(Data extracted from a collection)
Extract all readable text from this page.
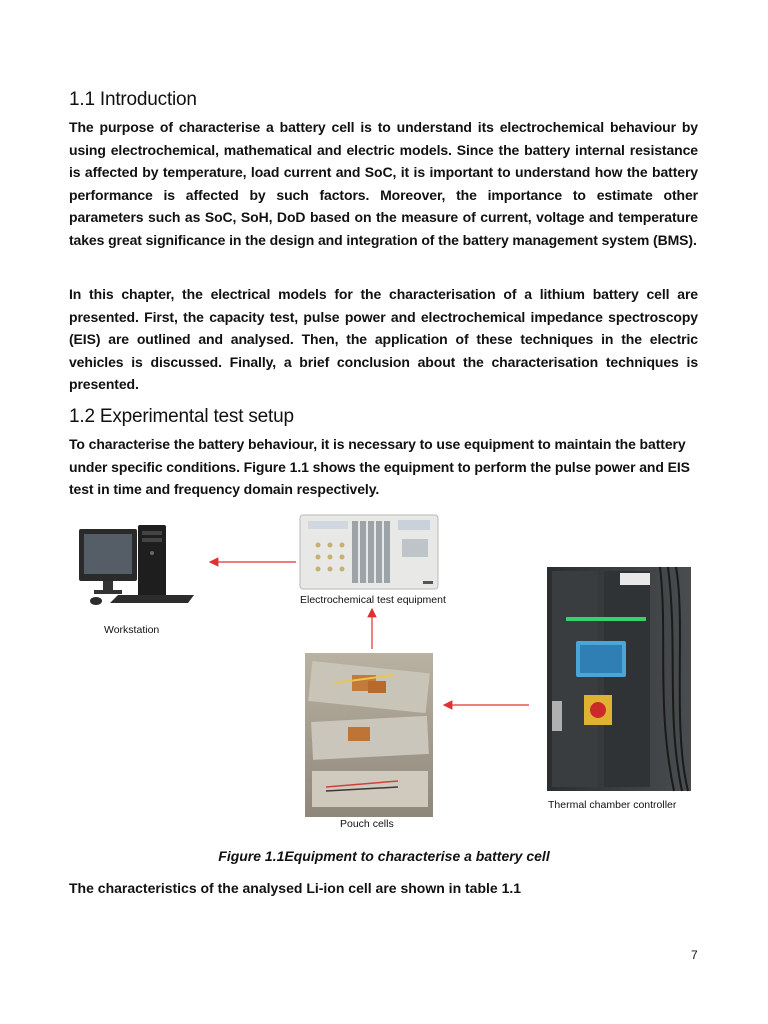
1.1 Introduction

The purpose of characterise a battery cell is to understand its electrochemical behaviour by using electrochemical, mathematical and electric models. Since the battery internal resistance is affected by temperature, load current and SoC, it is important to understand how the battery performance is affected by such factors. Moreover, the importance to estimate other parameters such as SoC, SoH, DoD based on the measure of current, voltage and temperature takes great significance in the design and integration of the battery management system (BMS).

In this chapter, the electrical models for the characterisation of a lithium battery cell are presented. First, the capacity test, pulse power and electrochemical impedance spectroscopy (EIS) are outlined and analysed. Then, the application of these techniques in the electric vehicles is discussed. Finally, a brief conclusion about the characterisation techniques is presented.

1.2 Experimental test setup

To characterise the battery behaviour, it is necessary to use equipment to maintain the battery under specific conditions. Figure 1.1 shows the equipment to perform the pulse power and EIS test in time and frequency domain respectively.

Workstation
Electrochemical test equipment
Pouch cells
Thermal chamber controller
Figure 1.1Equipment to characterise a battery cell
The characteristics of the analysed Li-ion cell are shown in table 1.1
7
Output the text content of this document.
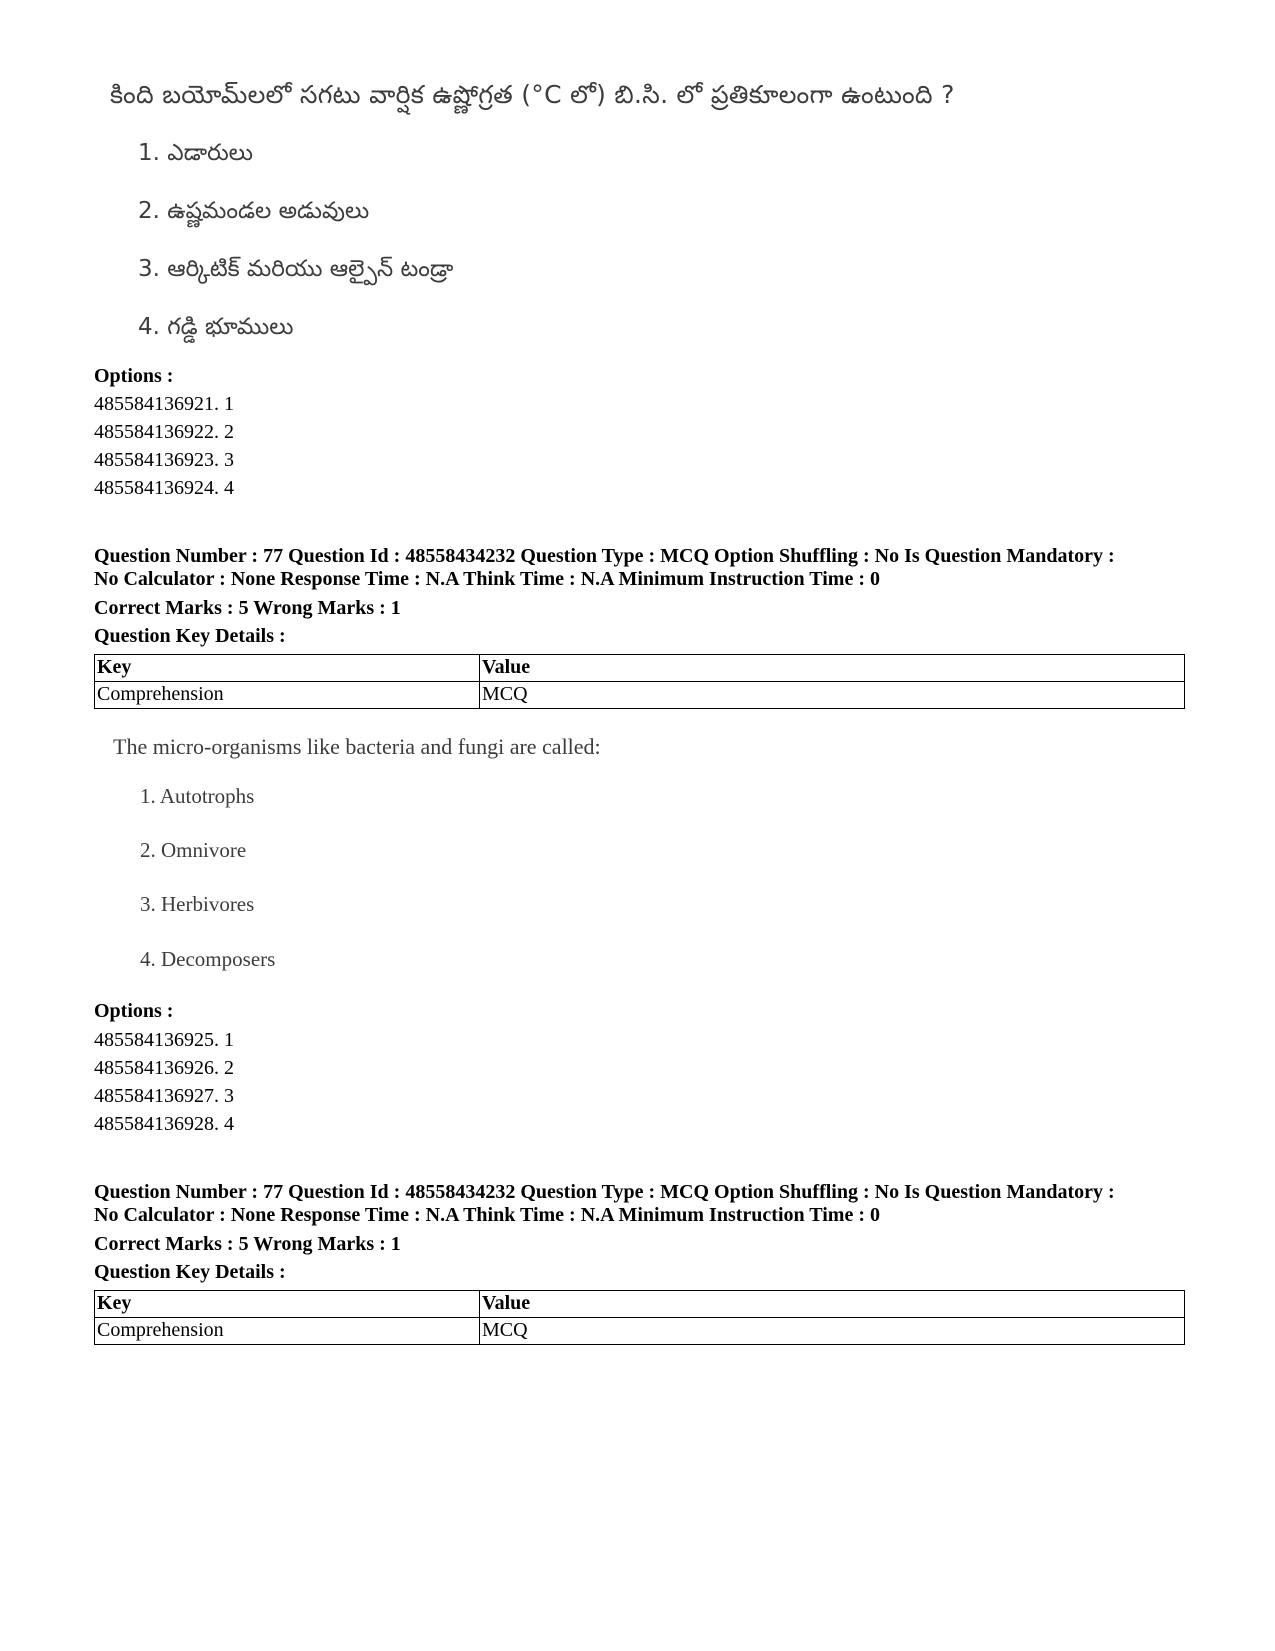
కింది బయోమ్‌లలో సగటు వార్షిక ఉష్ణోగ్రత (°C లో) బి.సి. లో ప్రతికూలంగా ఉంటుంది ?
1. ఎడారులు
2. ఉష్ణమండల అడువులు
3. ఆర్కిటిక్ మరియు ఆల్పైన్ టండ్రా
4. గడ్డి భూములు
Options :
485584136921. 1
485584136922. 2
485584136923. 3
485584136924. 4
Question Number : 77 Question Id : 48558434232 Question Type : MCQ Option Shuffling : No Is Question Mandatory :
No Calculator : None Response Time : N.A Think Time : N.A Minimum Instruction Time : 0
Correct Marks : 5 Wrong Marks : 1
Question Key Details :
Key	Value
Comprehension	MCQ
The micro-organisms like bacteria and fungi are called:
1. Autotrophs
2. Omnivore
3. Herbivores
4. Decomposers
Options :
485584136925. 1
485584136926. 2
485584136927. 3
485584136928. 4
Question Number : 77 Question Id : 48558434232 Question Type : MCQ Option Shuffling : No Is Question Mandatory :
No Calculator : None Response Time : N.A Think Time : N.A Minimum Instruction Time : 0
Correct Marks : 5 Wrong Marks : 1
Question Key Details :
Key	Value
Comprehension	MCQ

#### About this exercise:
Among the lines of the data, some contain the word "pulse". How many are there? Reply with the number alone.

#### Final answer:
2